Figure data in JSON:

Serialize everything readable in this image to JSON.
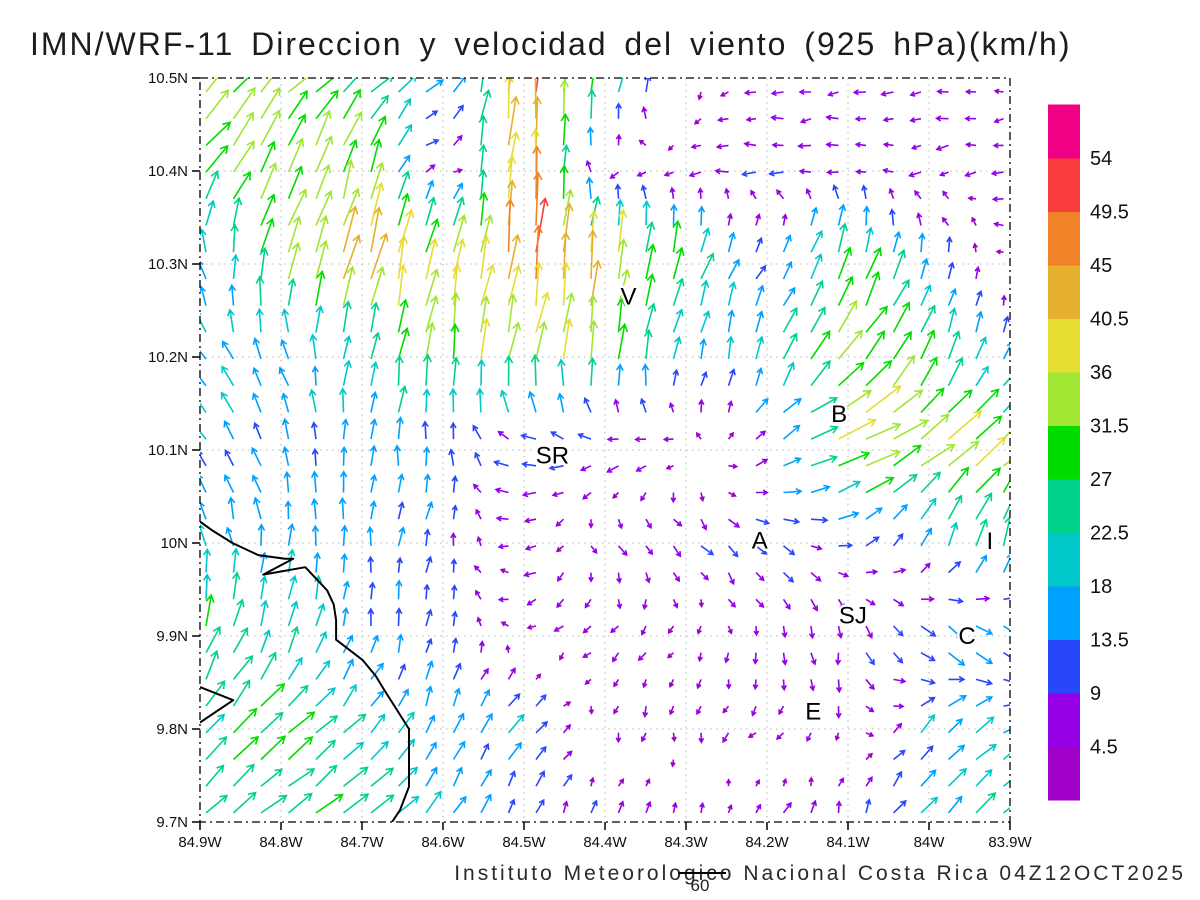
{
  "title": "IMN/WRF-11 Direccion y velocidad del viento (925 hPa)(km/h)",
  "footer": {
    "credit": "Instituto Meteorologico Nacional Costa Rica 04Z12OCT2025",
    "forecast_hour": "60"
  },
  "axes": {
    "lat_tick_labels": [
      "10.5N",
      "10.4N",
      "10.3N",
      "10.2N",
      "10.1N",
      "10N",
      "9.9N",
      "9.8N",
      "9.7N"
    ],
    "lat_values": [
      10.5,
      10.4,
      10.3,
      10.2,
      10.1,
      10.0,
      9.9,
      9.8,
      9.7
    ],
    "lon_tick_labels": [
      "84.9W",
      "84.8W",
      "84.7W",
      "84.6W",
      "84.5W",
      "84.4W",
      "84.3W",
      "84.2W",
      "84.1W",
      "84W",
      "83.9W"
    ],
    "lon_values": [
      -84.9,
      -84.8,
      -84.7,
      -84.6,
      -84.5,
      -84.4,
      -84.3,
      -84.2,
      -84.1,
      -84.0,
      -83.9
    ]
  },
  "colorbar": {
    "unit": "km/h",
    "levels": [
      4.5,
      9,
      13.5,
      18,
      22.5,
      27,
      31.5,
      36,
      40.5,
      45,
      49.5,
      54
    ],
    "colors": [
      "#a000c8",
      "#9600e6",
      "#2846fa",
      "#00a0ff",
      "#00c8c8",
      "#00d28c",
      "#00dc00",
      "#a0e632",
      "#e6dc32",
      "#e6af2d",
      "#f08228",
      "#fa3c3c",
      "#f00082"
    ]
  },
  "stations": [
    {
      "label": "V",
      "lon": -84.371,
      "lat": 10.266
    },
    {
      "label": "SR",
      "lon": -84.465,
      "lat": 10.095
    },
    {
      "label": "B",
      "lon": -84.111,
      "lat": 10.14
    },
    {
      "label": "A",
      "lon": -84.209,
      "lat": 10.004
    },
    {
      "label": "SJ",
      "lon": -84.094,
      "lat": 9.923
    },
    {
      "label": "C",
      "lon": -83.953,
      "lat": 9.901
    },
    {
      "label": "E",
      "lon": -84.143,
      "lat": 9.82
    },
    {
      "label": "I",
      "lon": -83.925,
      "lat": 10.003
    }
  ],
  "coastline": {
    "main": [
      [
        -84.9,
        10.023
      ],
      [
        -84.884,
        10.013
      ],
      [
        -84.86,
        10.0
      ],
      [
        -84.828,
        9.987
      ],
      [
        -84.795,
        9.983
      ],
      [
        -84.785,
        9.983
      ],
      [
        -84.822,
        9.966
      ],
      [
        -84.77,
        9.974
      ],
      [
        -84.743,
        9.949
      ],
      [
        -84.735,
        9.934
      ],
      [
        -84.732,
        9.917
      ],
      [
        -84.732,
        9.896
      ],
      [
        -84.699,
        9.874
      ],
      [
        -84.683,
        9.857
      ],
      [
        -84.674,
        9.844
      ],
      [
        -84.642,
        9.8
      ],
      [
        -84.642,
        9.738
      ],
      [
        -84.653,
        9.713
      ],
      [
        -84.663,
        9.7
      ]
    ],
    "spit": [
      [
        -84.9,
        9.845
      ],
      [
        -84.859,
        9.831
      ],
      [
        -84.9,
        9.807
      ]
    ]
  },
  "chart_data": {
    "type": "vector_field",
    "variable": "wind direction and speed at 925 hPa",
    "units": "km/h",
    "lon_range": [
      -84.9,
      -83.9
    ],
    "lat_range": [
      9.7,
      10.5
    ],
    "grid_lons": [
      -84.9,
      -84.8,
      -84.7,
      -84.6,
      -84.5,
      -84.4,
      -84.3,
      -84.2,
      -84.1,
      -84.0,
      -83.9
    ],
    "grid_lats": [
      10.5,
      10.4,
      10.3,
      10.2,
      10.1,
      10.0,
      9.9,
      9.8,
      9.7
    ],
    "u": [
      [
        20,
        25,
        22,
        10,
        5,
        7,
        0,
        -6,
        -6,
        -7,
        -6
      ],
      [
        18,
        14,
        10,
        3,
        3,
        -3,
        -5,
        -9,
        -6,
        -6,
        -6
      ],
      [
        -6,
        10,
        12,
        8,
        5,
        6,
        8,
        8,
        10,
        3,
        -4
      ],
      [
        -7,
        -7,
        7,
        4,
        7,
        4,
        3,
        6,
        22,
        10,
        4
      ],
      [
        -10,
        -6,
        0,
        1,
        -12,
        -9,
        -6,
        10,
        34,
        30,
        26
      ],
      [
        -6,
        1,
        1,
        3,
        -8,
        4,
        7,
        9,
        8,
        6,
        6
      ],
      [
        8,
        7,
        2,
        1,
        -5,
        -4,
        -3,
        1,
        2,
        12,
        11
      ],
      [
        18,
        22,
        14,
        6,
        12,
        -2,
        0,
        -4,
        0,
        12,
        14
      ],
      [
        15,
        20,
        22,
        8,
        3,
        4,
        1,
        5,
        2,
        12,
        18
      ]
    ],
    "v": [
      [
        22,
        23,
        15,
        9,
        50,
        32,
        -5,
        -1,
        -1,
        -1,
        -1
      ],
      [
        24,
        32,
        32,
        -5,
        50,
        -3,
        -2,
        0,
        0,
        -1,
        -1
      ],
      [
        15,
        33,
        40,
        33,
        47,
        42,
        26,
        8,
        30,
        14,
        -1
      ],
      [
        15,
        15,
        24,
        30,
        36,
        30,
        16,
        20,
        26,
        24,
        12
      ],
      [
        12,
        14,
        15,
        13,
        1,
        -2,
        -2,
        6,
        14,
        22,
        22
      ],
      [
        16,
        17,
        14,
        12,
        -2,
        -5,
        -6,
        -7,
        2,
        16,
        26
      ],
      [
        25,
        20,
        13,
        10,
        -2,
        -4,
        -3,
        -6,
        -10,
        -12,
        -11
      ],
      [
        18,
        20,
        14,
        15,
        12,
        -5,
        -6,
        -3,
        -5,
        14,
        8
      ],
      [
        15,
        15,
        18,
        16,
        10,
        9,
        6,
        5,
        10,
        12,
        16
      ]
    ]
  }
}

EXERCISE REQUIREMENTS: Write out every record above exactly as it stands, but leave out the pictures.

ANSWER TO THIS EXERCISE:
Serialize everything readable in this image to JSON.
{
  "title": "IMN/WRF-11 Direccion y velocidad del viento (925 hPa)(km/h)",
  "footer": {
    "credit": "Instituto Meteorologico Nacional Costa Rica 04Z12OCT2025",
    "forecast_hour": "60"
  },
  "axes": {
    "lat_tick_labels": [
      "10.5N",
      "10.4N",
      "10.3N",
      "10.2N",
      "10.1N",
      "10N",
      "9.9N",
      "9.8N",
      "9.7N"
    ],
    "lat_values": [
      10.5,
      10.4,
      10.3,
      10.2,
      10.1,
      10.0,
      9.9,
      9.8,
      9.7
    ],
    "lon_tick_labels": [
      "84.9W",
      "84.8W",
      "84.7W",
      "84.6W",
      "84.5W",
      "84.4W",
      "84.3W",
      "84.2W",
      "84.1W",
      "84W",
      "83.9W"
    ],
    "lon_values": [
      -84.9,
      -84.8,
      -84.7,
      -84.6,
      -84.5,
      -84.4,
      -84.3,
      -84.2,
      -84.1,
      -84.0,
      -83.9
    ]
  },
  "colorbar": {
    "unit": "km/h",
    "levels": [
      4.5,
      9,
      13.5,
      18,
      22.5,
      27,
      31.5,
      36,
      40.5,
      45,
      49.5,
      54
    ],
    "colors": [
      "#a000c8",
      "#9600e6",
      "#2846fa",
      "#00a0ff",
      "#00c8c8",
      "#00d28c",
      "#00dc00",
      "#a0e632",
      "#e6dc32",
      "#e6af2d",
      "#f08228",
      "#fa3c3c",
      "#f00082"
    ]
  },
  "stations": [
    {
      "label": "V",
      "lon": -84.371,
      "lat": 10.266
    },
    {
      "label": "SR",
      "lon": -84.465,
      "lat": 10.095
    },
    {
      "label": "B",
      "lon": -84.111,
      "lat": 10.14
    },
    {
      "label": "A",
      "lon": -84.209,
      "lat": 10.004
    },
    {
      "label": "SJ",
      "lon": -84.094,
      "lat": 9.923
    },
    {
      "label": "C",
      "lon": -83.953,
      "lat": 9.901
    },
    {
      "label": "E",
      "lon": -84.143,
      "lat": 9.82
    },
    {
      "label": "I",
      "lon": -83.925,
      "lat": 10.003
    }
  ],
  "coastline": {
    "main": [
      [
        -84.9,
        10.023
      ],
      [
        -84.884,
        10.013
      ],
      [
        -84.86,
        10.0
      ],
      [
        -84.828,
        9.987
      ],
      [
        -84.795,
        9.983
      ],
      [
        -84.785,
        9.983
      ],
      [
        -84.822,
        9.966
      ],
      [
        -84.77,
        9.974
      ],
      [
        -84.743,
        9.949
      ],
      [
        -84.735,
        9.934
      ],
      [
        -84.732,
        9.917
      ],
      [
        -84.732,
        9.896
      ],
      [
        -84.699,
        9.874
      ],
      [
        -84.683,
        9.857
      ],
      [
        -84.674,
        9.844
      ],
      [
        -84.642,
        9.8
      ],
      [
        -84.642,
        9.738
      ],
      [
        -84.653,
        9.713
      ],
      [
        -84.663,
        9.7
      ]
    ],
    "spit": [
      [
        -84.9,
        9.845
      ],
      [
        -84.859,
        9.831
      ],
      [
        -84.9,
        9.807
      ]
    ]
  },
  "chart_data": {
    "type": "vector_field",
    "variable": "wind direction and speed at 925 hPa",
    "units": "km/h",
    "lon_range": [
      -84.9,
      -83.9
    ],
    "lat_range": [
      9.7,
      10.5
    ],
    "grid_lons": [
      -84.9,
      -84.8,
      -84.7,
      -84.6,
      -84.5,
      -84.4,
      -84.3,
      -84.2,
      -84.1,
      -84.0,
      -83.9
    ],
    "grid_lats": [
      10.5,
      10.4,
      10.3,
      10.2,
      10.1,
      10.0,
      9.9,
      9.8,
      9.7
    ],
    "u": [
      [
        20,
        25,
        22,
        10,
        5,
        7,
        0,
        -6,
        -6,
        -7,
        -6
      ],
      [
        18,
        14,
        10,
        3,
        3,
        -3,
        -5,
        -9,
        -6,
        -6,
        -6
      ],
      [
        -6,
        10,
        12,
        8,
        5,
        6,
        8,
        8,
        10,
        3,
        -4
      ],
      [
        -7,
        -7,
        7,
        4,
        7,
        4,
        3,
        6,
        22,
        10,
        4
      ],
      [
        -10,
        -6,
        0,
        1,
        -12,
        -9,
        -6,
        10,
        34,
        30,
        26
      ],
      [
        -6,
        1,
        1,
        3,
        -8,
        4,
        7,
        9,
        8,
        6,
        6
      ],
      [
        8,
        7,
        2,
        1,
        -5,
        -4,
        -3,
        1,
        2,
        12,
        11
      ],
      [
        18,
        22,
        14,
        6,
        12,
        -2,
        0,
        -4,
        0,
        12,
        14
      ],
      [
        15,
        20,
        22,
        8,
        3,
        4,
        1,
        5,
        2,
        12,
        18
      ]
    ],
    "v": [
      [
        22,
        23,
        15,
        9,
        50,
        32,
        -5,
        -1,
        -1,
        -1,
        -1
      ],
      [
        24,
        32,
        32,
        -5,
        50,
        -3,
        -2,
        0,
        0,
        -1,
        -1
      ],
      [
        15,
        33,
        40,
        33,
        47,
        42,
        26,
        8,
        30,
        14,
        -1
      ],
      [
        15,
        15,
        24,
        30,
        36,
        30,
        16,
        20,
        26,
        24,
        12
      ],
      [
        12,
        14,
        15,
        13,
        1,
        -2,
        -2,
        6,
        14,
        22,
        22
      ],
      [
        16,
        17,
        14,
        12,
        -2,
        -5,
        -6,
        -7,
        2,
        16,
        26
      ],
      [
        25,
        20,
        13,
        10,
        -2,
        -4,
        -3,
        -6,
        -10,
        -12,
        -11
      ],
      [
        18,
        20,
        14,
        15,
        12,
        -5,
        -6,
        -3,
        -5,
        14,
        8
      ],
      [
        15,
        15,
        18,
        16,
        10,
        9,
        6,
        5,
        10,
        12,
        16
      ]
    ]
  }
}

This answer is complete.